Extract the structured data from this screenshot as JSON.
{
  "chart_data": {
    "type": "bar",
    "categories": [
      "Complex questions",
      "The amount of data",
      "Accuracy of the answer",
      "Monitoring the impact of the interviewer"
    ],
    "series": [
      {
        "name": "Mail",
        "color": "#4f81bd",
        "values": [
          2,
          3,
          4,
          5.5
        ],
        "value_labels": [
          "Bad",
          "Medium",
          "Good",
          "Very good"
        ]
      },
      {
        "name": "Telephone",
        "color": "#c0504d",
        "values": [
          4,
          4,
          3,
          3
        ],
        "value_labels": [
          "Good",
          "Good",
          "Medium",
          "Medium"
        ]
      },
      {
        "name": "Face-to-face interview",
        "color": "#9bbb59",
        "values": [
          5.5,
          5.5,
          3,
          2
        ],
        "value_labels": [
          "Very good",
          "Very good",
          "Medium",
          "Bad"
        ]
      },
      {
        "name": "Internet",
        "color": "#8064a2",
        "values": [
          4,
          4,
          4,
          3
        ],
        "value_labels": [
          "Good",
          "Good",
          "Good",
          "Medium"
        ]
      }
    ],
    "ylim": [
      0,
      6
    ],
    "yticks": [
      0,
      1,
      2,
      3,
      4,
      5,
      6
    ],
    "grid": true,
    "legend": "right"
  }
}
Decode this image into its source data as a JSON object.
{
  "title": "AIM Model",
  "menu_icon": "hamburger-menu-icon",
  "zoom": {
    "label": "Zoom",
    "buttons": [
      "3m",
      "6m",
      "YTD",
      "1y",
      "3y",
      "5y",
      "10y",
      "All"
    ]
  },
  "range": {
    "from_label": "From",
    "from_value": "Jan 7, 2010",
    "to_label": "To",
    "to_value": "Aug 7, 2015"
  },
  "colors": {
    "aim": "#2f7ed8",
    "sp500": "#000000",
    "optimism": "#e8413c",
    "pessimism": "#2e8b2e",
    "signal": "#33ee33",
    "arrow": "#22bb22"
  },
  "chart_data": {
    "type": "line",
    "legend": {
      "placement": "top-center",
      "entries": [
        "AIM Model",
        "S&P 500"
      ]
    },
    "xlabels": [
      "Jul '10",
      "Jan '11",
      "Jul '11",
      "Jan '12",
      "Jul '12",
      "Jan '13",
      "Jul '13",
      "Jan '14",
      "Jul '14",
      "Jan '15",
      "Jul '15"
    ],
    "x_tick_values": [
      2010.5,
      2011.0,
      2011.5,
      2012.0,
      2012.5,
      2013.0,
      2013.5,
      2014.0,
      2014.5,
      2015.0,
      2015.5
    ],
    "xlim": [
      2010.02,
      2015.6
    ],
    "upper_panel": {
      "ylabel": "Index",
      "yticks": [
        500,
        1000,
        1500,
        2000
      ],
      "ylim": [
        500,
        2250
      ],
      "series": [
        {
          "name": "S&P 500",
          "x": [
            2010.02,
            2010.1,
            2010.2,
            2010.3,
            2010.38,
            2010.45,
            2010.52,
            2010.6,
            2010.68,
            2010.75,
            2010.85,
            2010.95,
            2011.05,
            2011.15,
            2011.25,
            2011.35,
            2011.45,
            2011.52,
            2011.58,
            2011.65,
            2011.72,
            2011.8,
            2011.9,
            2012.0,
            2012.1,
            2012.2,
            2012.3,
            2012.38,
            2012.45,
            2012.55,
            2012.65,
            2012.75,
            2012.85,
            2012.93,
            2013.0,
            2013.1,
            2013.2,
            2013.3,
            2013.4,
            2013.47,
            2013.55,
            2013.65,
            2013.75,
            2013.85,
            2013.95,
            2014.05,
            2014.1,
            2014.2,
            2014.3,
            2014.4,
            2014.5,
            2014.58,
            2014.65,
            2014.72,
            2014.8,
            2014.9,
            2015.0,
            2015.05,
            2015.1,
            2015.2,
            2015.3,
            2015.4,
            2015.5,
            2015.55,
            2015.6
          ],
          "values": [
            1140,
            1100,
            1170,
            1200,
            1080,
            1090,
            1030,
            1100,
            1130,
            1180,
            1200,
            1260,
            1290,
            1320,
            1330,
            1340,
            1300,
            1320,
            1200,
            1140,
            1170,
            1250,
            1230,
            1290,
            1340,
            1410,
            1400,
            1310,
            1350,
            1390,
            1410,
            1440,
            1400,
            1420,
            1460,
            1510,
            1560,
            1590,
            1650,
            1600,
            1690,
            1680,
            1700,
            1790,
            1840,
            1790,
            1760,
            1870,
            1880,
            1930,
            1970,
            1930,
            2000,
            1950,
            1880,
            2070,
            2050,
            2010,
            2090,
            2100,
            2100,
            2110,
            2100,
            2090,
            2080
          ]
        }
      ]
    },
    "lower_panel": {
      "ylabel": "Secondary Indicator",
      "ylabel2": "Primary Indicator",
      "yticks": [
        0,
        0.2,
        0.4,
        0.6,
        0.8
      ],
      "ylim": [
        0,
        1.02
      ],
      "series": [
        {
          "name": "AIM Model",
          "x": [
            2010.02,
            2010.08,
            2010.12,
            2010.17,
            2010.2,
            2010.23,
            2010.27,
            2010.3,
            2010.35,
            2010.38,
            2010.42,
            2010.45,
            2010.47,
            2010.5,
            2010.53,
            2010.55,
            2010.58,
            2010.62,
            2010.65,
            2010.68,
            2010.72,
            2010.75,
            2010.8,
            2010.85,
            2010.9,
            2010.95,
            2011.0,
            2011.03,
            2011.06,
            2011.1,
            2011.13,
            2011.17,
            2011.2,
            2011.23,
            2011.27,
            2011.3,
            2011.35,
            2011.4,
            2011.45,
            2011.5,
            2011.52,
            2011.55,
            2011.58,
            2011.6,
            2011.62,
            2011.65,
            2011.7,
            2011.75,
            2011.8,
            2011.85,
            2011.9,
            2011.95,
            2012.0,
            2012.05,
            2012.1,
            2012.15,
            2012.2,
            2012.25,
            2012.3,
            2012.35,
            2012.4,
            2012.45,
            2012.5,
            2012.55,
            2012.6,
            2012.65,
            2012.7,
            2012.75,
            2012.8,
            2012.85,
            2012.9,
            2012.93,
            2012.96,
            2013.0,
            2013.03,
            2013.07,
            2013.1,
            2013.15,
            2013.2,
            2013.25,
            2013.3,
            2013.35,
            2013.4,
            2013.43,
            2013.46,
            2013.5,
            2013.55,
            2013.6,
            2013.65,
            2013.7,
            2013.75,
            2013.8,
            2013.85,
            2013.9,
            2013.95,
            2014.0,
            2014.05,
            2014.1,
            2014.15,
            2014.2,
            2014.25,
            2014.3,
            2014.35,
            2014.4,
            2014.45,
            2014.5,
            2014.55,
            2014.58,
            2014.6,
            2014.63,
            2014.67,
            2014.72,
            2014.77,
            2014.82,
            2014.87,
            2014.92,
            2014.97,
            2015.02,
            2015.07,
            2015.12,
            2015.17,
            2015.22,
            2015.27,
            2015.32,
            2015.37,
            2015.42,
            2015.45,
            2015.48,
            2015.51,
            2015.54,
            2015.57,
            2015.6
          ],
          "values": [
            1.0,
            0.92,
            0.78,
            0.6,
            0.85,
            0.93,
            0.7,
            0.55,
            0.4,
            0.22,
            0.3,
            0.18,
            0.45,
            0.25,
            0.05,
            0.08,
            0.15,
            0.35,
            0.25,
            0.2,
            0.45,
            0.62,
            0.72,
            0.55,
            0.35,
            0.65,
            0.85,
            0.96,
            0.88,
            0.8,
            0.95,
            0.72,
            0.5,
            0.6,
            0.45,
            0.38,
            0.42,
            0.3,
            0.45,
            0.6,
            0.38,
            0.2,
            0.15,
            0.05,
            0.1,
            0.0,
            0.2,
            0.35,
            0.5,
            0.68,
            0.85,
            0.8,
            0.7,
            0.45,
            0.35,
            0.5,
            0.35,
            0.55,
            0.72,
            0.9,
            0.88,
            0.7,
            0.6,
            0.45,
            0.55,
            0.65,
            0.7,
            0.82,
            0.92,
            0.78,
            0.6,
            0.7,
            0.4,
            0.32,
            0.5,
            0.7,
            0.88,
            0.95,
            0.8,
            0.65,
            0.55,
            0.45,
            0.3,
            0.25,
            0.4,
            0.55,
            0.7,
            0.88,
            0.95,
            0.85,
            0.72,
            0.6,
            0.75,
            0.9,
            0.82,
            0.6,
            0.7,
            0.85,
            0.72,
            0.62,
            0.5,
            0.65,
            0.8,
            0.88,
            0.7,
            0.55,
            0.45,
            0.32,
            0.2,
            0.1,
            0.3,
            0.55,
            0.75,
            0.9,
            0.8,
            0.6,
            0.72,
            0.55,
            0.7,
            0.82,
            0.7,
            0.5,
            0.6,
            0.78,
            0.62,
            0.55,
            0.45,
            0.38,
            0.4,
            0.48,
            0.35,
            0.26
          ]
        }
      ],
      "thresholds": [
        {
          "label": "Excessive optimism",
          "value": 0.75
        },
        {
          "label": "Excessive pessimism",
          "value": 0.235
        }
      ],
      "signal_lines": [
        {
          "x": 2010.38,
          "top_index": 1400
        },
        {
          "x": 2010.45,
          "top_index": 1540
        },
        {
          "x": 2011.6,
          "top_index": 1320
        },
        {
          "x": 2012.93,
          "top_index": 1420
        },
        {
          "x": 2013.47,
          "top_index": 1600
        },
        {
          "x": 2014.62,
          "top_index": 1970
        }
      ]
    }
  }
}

━━━━━━━━━━

- [Work to complete]
Pick out and copy every line that contains the word "Model".

- [Task output]
  "title": "AIM Model",
        "AIM Model",
          "name": "AIM Model",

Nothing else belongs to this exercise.